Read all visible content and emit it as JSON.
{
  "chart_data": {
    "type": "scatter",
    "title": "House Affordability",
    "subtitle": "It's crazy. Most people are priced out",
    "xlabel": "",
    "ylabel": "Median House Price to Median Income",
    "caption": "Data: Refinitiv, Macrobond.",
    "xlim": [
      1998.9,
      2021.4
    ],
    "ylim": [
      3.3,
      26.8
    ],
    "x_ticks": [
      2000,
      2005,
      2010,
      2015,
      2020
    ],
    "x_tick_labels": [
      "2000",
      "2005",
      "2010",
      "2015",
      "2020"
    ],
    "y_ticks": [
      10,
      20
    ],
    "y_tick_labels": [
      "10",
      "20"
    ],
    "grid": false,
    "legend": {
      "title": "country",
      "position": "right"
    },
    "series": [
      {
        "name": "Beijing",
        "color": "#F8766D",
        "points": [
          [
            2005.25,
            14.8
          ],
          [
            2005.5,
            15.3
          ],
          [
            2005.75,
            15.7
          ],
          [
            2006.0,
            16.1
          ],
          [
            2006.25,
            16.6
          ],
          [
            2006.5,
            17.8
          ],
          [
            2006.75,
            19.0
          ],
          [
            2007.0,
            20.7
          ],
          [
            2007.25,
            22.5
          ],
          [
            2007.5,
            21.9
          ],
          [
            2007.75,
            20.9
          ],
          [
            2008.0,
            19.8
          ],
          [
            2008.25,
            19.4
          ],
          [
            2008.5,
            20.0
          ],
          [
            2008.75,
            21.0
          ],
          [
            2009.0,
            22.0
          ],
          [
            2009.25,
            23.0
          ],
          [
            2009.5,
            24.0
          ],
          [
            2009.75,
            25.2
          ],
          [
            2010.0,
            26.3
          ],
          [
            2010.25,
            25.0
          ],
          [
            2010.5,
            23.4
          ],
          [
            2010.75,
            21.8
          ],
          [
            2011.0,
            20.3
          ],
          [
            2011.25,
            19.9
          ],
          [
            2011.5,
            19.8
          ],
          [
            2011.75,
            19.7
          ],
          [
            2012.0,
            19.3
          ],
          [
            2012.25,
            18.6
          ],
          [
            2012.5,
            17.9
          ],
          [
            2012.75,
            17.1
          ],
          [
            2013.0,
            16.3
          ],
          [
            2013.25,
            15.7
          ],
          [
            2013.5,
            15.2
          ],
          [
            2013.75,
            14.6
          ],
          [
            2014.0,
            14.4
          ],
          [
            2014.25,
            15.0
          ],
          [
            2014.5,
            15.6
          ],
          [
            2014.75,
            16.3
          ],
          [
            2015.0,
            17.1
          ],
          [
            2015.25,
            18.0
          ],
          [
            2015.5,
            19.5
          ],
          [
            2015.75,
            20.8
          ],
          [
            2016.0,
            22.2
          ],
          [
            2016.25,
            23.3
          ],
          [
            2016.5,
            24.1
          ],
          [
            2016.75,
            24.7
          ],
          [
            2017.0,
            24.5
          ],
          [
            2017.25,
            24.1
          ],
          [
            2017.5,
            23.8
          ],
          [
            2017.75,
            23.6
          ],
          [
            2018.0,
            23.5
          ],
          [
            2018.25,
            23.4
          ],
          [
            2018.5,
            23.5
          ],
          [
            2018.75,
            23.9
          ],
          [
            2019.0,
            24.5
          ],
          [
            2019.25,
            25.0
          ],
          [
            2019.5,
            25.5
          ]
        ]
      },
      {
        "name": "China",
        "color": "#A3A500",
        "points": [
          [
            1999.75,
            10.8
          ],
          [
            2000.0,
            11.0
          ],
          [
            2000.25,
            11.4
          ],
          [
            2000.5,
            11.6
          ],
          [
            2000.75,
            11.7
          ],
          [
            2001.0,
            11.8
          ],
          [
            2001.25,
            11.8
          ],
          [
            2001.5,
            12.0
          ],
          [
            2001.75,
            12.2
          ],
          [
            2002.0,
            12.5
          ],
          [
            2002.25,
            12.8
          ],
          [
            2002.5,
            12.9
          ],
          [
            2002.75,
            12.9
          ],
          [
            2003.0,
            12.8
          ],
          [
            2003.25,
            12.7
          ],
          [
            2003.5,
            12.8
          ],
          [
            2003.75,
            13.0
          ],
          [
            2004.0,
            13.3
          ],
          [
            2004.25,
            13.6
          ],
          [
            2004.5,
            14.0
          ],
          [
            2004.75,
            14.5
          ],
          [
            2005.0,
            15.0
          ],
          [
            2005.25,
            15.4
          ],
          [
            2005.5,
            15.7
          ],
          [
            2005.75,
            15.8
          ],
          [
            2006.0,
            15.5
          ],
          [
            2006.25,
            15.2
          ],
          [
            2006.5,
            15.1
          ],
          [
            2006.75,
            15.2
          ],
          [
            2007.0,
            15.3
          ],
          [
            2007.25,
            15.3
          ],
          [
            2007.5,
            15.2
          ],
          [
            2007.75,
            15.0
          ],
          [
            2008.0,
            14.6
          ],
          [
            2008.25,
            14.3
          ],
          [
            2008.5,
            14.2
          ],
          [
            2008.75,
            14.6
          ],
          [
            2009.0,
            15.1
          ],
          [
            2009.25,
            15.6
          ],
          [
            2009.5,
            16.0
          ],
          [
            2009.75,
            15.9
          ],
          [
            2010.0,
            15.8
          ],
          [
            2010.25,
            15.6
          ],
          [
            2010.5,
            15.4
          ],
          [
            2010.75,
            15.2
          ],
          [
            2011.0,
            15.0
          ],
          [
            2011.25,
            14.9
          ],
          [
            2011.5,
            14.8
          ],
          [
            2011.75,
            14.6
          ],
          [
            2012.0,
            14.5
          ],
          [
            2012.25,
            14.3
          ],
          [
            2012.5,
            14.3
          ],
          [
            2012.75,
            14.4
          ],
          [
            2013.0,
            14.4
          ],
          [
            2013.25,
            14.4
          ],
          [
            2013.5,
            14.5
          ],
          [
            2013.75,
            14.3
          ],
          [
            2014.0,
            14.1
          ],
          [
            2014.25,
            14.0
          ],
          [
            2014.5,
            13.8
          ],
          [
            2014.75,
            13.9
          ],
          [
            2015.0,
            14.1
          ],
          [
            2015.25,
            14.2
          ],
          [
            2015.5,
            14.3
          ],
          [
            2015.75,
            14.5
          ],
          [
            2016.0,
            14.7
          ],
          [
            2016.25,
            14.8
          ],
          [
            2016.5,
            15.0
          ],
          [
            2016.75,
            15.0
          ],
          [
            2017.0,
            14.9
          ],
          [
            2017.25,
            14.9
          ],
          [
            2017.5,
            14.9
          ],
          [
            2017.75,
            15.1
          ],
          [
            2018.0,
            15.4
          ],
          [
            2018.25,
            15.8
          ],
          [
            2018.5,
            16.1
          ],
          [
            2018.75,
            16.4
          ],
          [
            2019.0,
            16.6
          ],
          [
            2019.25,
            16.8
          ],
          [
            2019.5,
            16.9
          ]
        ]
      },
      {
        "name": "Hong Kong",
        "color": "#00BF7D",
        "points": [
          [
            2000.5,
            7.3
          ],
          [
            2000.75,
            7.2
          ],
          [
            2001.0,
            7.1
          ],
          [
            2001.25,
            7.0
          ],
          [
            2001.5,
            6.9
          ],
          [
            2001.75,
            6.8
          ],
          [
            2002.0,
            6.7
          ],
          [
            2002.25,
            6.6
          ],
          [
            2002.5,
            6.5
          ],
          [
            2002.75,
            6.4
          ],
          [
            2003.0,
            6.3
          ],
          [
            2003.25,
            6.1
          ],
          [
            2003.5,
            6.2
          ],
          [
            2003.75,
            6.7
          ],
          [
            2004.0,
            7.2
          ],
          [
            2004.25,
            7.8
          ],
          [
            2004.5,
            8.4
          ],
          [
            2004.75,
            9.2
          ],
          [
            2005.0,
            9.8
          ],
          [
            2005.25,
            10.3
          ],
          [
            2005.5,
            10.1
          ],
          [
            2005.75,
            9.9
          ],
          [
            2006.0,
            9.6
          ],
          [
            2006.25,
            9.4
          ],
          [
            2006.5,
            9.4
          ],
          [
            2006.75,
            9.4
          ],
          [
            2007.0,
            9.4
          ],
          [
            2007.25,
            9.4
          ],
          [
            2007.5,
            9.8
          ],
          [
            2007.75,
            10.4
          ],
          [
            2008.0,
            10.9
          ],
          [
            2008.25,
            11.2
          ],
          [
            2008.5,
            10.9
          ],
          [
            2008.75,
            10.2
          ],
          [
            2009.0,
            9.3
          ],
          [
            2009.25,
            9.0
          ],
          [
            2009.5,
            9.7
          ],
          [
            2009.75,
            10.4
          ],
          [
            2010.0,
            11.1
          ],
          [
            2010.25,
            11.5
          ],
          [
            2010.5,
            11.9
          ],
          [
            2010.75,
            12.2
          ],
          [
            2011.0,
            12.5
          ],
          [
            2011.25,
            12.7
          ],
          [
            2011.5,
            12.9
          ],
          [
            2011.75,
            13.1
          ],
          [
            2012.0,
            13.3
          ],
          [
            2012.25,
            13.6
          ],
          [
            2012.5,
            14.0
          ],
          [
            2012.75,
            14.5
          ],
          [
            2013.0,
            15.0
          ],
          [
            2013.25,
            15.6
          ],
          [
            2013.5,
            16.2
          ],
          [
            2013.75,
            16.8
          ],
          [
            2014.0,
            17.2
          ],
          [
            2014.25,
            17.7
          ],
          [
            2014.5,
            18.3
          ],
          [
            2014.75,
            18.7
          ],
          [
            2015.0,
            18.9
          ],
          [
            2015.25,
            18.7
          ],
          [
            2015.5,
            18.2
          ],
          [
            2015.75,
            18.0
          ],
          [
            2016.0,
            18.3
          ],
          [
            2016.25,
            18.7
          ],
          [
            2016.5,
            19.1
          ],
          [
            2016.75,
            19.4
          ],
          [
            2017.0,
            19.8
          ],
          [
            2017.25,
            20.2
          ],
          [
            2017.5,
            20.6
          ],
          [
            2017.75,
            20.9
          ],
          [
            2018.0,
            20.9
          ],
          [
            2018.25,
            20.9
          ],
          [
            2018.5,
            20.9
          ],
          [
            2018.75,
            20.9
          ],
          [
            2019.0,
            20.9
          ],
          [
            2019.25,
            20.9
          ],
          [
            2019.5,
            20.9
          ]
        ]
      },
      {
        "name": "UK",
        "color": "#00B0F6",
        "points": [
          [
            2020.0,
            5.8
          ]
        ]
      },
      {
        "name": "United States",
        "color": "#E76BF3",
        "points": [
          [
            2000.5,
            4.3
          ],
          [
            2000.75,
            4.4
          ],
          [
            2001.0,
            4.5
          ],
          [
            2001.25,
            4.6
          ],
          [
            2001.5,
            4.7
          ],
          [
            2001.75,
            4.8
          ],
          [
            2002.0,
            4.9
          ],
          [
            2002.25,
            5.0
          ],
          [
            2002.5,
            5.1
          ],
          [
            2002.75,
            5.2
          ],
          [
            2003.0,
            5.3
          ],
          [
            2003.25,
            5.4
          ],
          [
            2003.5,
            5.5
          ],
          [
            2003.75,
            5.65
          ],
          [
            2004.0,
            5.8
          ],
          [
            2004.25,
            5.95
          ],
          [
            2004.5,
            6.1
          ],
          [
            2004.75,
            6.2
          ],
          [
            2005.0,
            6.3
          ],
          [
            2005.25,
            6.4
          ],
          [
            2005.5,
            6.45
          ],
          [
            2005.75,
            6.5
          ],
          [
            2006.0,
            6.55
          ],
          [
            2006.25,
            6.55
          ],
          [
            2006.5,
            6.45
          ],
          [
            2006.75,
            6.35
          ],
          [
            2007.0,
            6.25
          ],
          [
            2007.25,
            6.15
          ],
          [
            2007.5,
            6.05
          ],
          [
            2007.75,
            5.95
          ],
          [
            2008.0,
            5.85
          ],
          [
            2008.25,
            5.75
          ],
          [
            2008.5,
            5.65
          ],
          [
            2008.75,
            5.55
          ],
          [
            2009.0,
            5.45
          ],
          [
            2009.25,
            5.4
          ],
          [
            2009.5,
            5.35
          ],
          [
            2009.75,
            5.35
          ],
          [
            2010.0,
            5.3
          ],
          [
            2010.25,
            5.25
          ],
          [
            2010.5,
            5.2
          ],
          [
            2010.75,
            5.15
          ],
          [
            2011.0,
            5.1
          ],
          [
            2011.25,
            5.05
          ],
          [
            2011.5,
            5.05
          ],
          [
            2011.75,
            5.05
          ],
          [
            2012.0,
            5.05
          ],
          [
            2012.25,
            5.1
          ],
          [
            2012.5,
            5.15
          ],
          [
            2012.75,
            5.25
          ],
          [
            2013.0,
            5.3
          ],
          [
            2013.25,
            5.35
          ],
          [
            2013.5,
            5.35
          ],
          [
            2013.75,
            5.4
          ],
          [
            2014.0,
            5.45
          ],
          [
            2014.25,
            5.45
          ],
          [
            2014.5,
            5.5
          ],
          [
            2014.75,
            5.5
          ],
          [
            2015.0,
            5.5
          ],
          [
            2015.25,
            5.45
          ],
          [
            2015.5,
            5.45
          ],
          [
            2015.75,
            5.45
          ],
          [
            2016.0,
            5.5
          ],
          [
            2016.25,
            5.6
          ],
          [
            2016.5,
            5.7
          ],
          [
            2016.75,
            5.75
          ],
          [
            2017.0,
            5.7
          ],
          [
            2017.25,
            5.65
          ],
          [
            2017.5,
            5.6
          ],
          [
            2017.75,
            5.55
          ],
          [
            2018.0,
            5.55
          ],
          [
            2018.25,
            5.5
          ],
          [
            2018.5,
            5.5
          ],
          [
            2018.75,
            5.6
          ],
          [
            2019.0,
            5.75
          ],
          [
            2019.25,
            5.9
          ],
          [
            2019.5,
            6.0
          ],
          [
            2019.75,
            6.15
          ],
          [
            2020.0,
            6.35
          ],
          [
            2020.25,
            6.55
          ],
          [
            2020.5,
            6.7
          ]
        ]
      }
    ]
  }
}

----

» TASK DIRECTIONS
Copy every line that contains the string "name".

» SOLVED EXERCISE
        "name": "Beijing",
        "name": "China",
        "name": "Hong Kong",
        "name": "UK",
        "name": "United States",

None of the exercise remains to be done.